>>>>

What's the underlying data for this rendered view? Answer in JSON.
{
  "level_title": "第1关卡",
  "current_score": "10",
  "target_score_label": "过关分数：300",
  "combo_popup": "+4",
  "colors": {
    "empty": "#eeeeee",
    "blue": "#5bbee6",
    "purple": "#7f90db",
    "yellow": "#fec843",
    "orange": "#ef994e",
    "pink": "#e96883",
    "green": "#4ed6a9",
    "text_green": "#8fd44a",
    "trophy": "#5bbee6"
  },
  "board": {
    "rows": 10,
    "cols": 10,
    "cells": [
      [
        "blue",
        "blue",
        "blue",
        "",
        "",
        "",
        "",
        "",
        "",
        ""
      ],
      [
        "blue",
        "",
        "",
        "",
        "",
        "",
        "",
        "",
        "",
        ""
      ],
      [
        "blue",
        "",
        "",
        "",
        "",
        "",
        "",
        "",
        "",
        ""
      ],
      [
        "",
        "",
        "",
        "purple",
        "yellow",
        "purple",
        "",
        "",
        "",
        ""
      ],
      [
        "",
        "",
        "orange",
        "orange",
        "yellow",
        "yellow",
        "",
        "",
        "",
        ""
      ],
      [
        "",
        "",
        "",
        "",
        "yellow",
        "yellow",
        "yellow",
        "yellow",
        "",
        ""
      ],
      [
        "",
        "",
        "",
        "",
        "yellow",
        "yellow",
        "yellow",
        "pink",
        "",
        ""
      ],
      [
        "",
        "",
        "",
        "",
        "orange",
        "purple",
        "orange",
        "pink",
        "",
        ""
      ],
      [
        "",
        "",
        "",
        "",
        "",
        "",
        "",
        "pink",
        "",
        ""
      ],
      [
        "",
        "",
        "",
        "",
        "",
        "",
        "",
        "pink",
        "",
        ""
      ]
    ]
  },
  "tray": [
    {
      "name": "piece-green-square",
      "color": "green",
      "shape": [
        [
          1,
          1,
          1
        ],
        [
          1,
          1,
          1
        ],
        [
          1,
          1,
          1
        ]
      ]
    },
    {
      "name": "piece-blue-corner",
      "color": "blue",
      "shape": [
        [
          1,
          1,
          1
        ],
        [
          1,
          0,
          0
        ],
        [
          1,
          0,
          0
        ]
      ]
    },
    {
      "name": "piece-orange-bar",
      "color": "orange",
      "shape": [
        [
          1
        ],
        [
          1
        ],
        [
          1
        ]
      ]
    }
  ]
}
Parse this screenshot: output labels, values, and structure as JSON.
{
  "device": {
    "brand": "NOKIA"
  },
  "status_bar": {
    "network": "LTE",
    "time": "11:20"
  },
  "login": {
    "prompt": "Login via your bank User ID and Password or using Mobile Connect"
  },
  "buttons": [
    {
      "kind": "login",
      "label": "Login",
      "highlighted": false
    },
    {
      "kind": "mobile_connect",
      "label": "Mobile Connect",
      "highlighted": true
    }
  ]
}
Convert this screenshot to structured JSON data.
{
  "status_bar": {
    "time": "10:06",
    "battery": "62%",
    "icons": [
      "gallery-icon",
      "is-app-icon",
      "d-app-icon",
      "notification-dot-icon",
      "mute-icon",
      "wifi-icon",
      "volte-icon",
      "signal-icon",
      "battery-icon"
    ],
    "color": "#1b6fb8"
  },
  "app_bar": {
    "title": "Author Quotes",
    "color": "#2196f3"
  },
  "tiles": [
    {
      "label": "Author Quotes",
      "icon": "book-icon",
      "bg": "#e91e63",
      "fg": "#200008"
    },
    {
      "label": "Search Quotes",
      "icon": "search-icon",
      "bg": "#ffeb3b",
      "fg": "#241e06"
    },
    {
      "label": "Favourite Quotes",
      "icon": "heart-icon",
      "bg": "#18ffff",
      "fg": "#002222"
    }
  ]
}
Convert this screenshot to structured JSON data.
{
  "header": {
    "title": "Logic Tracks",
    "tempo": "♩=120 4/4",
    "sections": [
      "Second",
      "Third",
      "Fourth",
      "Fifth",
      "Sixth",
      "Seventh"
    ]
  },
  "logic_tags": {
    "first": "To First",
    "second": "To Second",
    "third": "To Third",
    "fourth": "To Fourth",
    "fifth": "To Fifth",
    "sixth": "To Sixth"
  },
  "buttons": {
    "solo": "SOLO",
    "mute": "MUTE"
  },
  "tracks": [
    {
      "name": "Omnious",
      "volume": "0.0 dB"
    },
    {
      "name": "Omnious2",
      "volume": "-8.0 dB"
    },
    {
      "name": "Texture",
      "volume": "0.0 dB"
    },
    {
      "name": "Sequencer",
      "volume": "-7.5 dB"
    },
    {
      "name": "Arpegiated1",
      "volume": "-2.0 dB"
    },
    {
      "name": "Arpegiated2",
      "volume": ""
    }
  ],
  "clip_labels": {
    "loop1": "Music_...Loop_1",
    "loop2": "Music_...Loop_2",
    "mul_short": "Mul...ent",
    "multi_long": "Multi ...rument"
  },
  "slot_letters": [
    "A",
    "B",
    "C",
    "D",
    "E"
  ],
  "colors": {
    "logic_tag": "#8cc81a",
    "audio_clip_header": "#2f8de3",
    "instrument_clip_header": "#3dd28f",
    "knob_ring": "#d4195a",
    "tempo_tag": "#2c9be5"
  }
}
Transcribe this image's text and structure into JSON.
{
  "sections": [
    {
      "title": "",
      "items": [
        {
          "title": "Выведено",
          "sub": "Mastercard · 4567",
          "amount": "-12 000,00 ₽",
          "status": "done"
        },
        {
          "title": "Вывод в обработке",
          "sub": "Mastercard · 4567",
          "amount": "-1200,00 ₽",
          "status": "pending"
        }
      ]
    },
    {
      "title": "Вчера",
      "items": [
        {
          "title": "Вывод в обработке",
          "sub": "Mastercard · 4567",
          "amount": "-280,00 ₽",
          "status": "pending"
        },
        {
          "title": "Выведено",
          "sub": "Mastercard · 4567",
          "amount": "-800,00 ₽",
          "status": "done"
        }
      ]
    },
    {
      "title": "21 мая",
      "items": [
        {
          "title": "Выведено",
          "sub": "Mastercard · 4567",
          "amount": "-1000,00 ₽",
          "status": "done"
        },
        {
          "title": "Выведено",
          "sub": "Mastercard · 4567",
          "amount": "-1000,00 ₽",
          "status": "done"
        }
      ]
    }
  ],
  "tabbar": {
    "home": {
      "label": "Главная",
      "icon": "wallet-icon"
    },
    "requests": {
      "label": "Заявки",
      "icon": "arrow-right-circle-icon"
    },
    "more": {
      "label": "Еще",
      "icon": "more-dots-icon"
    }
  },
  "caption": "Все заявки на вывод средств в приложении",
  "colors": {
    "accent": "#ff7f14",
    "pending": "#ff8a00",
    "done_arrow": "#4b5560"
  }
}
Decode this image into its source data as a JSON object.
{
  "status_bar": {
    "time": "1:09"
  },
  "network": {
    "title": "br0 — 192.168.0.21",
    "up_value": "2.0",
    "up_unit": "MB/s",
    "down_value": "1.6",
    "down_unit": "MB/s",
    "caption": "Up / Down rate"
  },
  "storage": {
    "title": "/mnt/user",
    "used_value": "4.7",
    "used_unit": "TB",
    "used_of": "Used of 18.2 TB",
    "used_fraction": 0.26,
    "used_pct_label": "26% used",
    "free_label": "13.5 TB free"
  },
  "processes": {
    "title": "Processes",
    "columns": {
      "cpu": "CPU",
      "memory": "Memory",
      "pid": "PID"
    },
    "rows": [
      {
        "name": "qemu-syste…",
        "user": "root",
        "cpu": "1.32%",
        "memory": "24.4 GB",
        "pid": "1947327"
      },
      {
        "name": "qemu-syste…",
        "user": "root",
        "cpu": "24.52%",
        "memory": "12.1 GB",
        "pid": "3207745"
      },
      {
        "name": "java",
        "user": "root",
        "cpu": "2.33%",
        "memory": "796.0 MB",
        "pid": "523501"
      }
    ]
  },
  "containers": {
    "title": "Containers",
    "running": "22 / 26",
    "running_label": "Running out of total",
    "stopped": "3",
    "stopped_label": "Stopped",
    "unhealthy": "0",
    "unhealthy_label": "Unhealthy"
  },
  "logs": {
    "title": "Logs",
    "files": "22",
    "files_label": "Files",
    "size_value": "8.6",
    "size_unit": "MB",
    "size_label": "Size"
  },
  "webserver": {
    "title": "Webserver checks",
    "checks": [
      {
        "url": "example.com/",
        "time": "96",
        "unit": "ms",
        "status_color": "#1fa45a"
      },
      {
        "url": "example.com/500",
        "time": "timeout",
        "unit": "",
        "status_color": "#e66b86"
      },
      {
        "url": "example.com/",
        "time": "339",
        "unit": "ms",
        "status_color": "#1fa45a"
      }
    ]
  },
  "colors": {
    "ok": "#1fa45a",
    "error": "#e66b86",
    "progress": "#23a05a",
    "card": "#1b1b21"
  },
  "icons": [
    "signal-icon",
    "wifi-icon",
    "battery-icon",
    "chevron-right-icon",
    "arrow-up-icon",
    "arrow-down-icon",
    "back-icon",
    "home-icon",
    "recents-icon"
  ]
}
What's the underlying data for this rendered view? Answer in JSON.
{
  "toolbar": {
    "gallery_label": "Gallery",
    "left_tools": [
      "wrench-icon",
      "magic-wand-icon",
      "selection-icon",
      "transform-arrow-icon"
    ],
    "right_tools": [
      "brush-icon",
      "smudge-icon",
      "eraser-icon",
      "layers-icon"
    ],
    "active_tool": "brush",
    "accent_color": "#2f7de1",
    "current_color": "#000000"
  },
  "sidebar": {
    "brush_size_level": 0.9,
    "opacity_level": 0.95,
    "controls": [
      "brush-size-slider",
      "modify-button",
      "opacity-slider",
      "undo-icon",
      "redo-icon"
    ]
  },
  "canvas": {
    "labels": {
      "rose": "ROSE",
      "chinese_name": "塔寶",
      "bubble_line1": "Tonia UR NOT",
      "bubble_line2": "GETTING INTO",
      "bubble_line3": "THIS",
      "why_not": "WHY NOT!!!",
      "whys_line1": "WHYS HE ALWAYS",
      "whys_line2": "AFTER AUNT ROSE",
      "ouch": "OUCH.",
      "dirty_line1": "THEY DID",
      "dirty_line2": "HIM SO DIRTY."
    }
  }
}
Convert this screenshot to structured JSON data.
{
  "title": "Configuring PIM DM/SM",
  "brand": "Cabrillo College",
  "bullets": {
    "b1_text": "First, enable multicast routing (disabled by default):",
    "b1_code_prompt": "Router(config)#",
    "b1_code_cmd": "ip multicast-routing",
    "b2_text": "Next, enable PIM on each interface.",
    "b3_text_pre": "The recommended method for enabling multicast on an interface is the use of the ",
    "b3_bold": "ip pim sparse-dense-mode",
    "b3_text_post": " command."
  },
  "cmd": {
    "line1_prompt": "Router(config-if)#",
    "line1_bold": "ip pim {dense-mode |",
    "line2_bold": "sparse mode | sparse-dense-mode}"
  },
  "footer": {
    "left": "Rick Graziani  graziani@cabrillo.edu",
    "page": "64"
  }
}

<<<<

* WHAT TO WORK ON:
Lines from the records above that hold "piece" are the ones to list.

* WRITTEN ANSWER:
      "name": "piece-green-square",
      "name": "piece-blue-corner",
      "name": "piece-orange-bar",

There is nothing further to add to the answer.